▽

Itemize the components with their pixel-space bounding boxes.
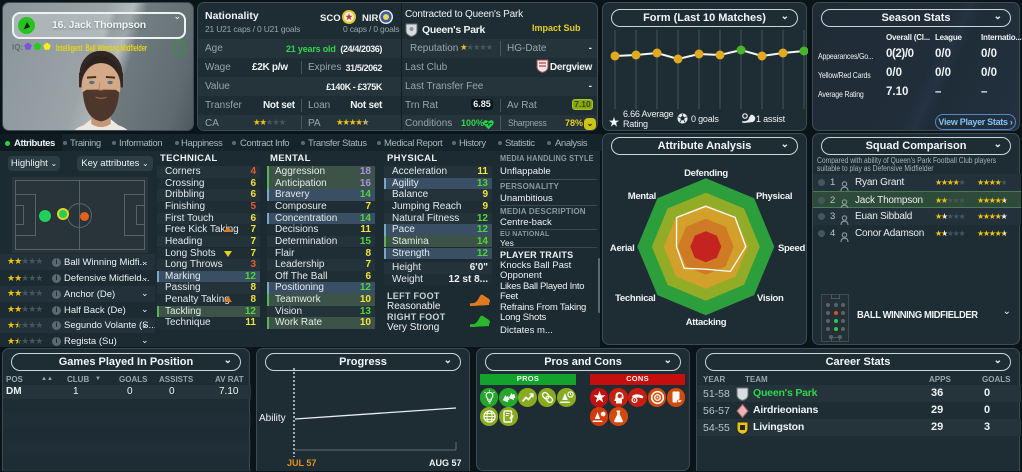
svg-text:Aerial: Aerial	[610, 243, 635, 254]
svg-text:Vision: Vision	[757, 293, 784, 304]
svg-text:Mental: Mental	[628, 191, 656, 202]
svg-text:Attacking: Attacking	[686, 317, 727, 328]
svg-text:Defending: Defending	[684, 168, 728, 179]
svg-text:Technical: Technical	[615, 293, 655, 304]
svg-text:Speed: Speed	[778, 243, 806, 254]
svg-text:Physical: Physical	[756, 191, 792, 202]
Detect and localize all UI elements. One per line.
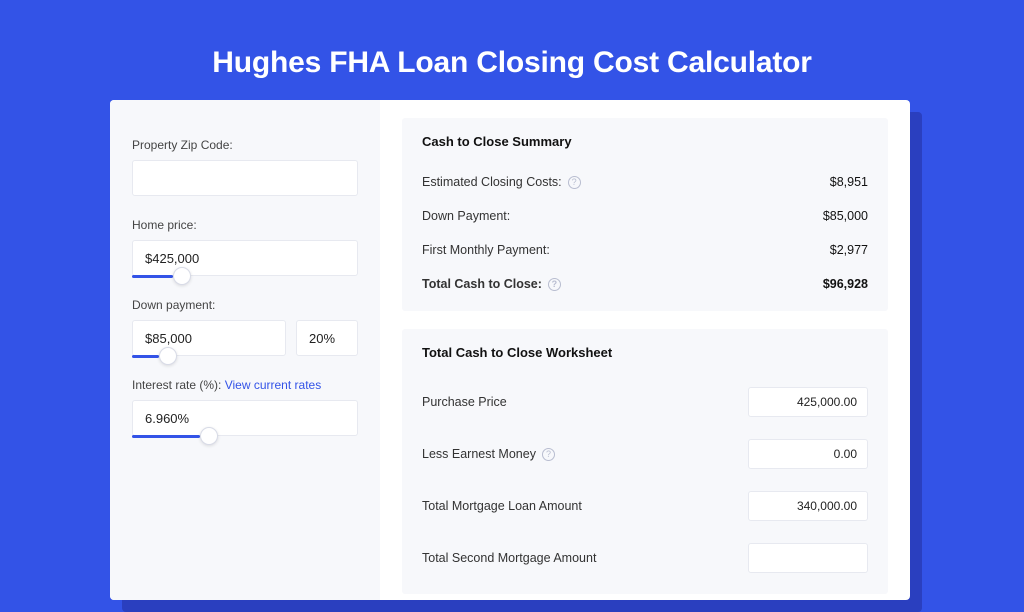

△

**What to work on**
Reproduce all of the material above verbatim, omitting the two pictures.

**Output for this exercise**
Itemize the components with their pixel-space bounding boxes.
svg-text:Aerial: Aerial	[610, 243, 635, 254]
svg-text:Vision: Vision	[757, 293, 784, 304]
svg-text:Mental: Mental	[628, 191, 656, 202]
svg-text:Attacking: Attacking	[686, 317, 727, 328]
svg-text:Defending: Defending	[684, 168, 728, 179]
svg-text:Technical: Technical	[615, 293, 655, 304]
svg-text:Speed: Speed	[778, 243, 806, 254]
svg-text:Physical: Physical	[756, 191, 792, 202]
Detect and localize all UI elements. One per line.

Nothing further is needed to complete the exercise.